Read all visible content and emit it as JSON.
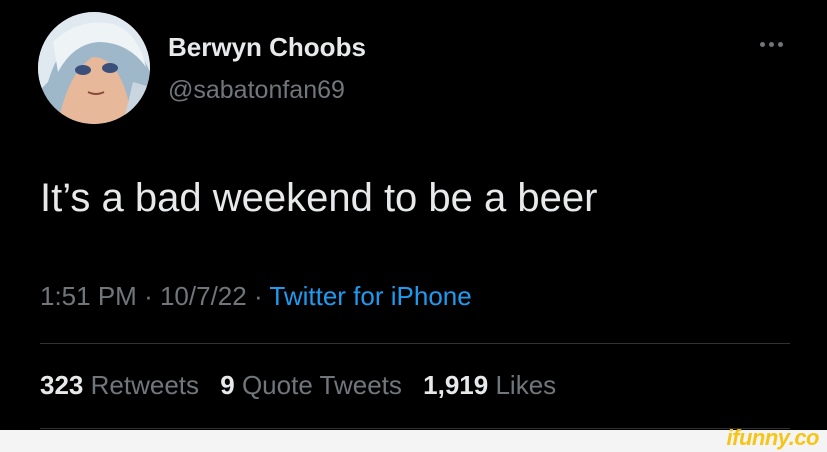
{
  "tweet": {
    "author": {
      "name": "Berwyn Choobs",
      "handle": "@sabatonfan69"
    },
    "text": "It’s a bad weekend to be a beer",
    "time": "1:51 PM",
    "date": "10/7/22",
    "separator": "·",
    "source": "Twitter for iPhone",
    "stats": {
      "retweets_count": "323",
      "retweets_label": "Retweets",
      "quote_tweets_count": "9",
      "quote_tweets_label": "Quote Tweets",
      "likes_count": "1,919",
      "likes_label": "Likes"
    }
  },
  "watermark": "ifunny.co",
  "colors": {
    "background": "#000000",
    "text_primary": "#e7e9ea",
    "text_secondary": "#71767b",
    "link": "#1d9bf0",
    "divider": "#2f3336",
    "watermark": "#f5c518"
  },
  "icons": {
    "more": "more-horizontal-icon",
    "avatar": "avatar-image"
  }
}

■ Do this
Output the records above exactly as they are, leaving out the pictures.

■ Result for this task
Read all visible content and emit it as JSON.
{
  "tweet": {
    "author": {
      "name": "Berwyn Choobs",
      "handle": "@sabatonfan69"
    },
    "text": "It’s a bad weekend to be a beer",
    "time": "1:51 PM",
    "date": "10/7/22",
    "separator": "·",
    "source": "Twitter for iPhone",
    "stats": {
      "retweets_count": "323",
      "retweets_label": "Retweets",
      "quote_tweets_count": "9",
      "quote_tweets_label": "Quote Tweets",
      "likes_count": "1,919",
      "likes_label": "Likes"
    }
  },
  "watermark": "ifunny.co",
  "colors": {
    "background": "#000000",
    "text_primary": "#e7e9ea",
    "text_secondary": "#71767b",
    "link": "#1d9bf0",
    "divider": "#2f3336",
    "watermark": "#f5c518"
  },
  "icons": {
    "more": "more-horizontal-icon",
    "avatar": "avatar-image"
  }
}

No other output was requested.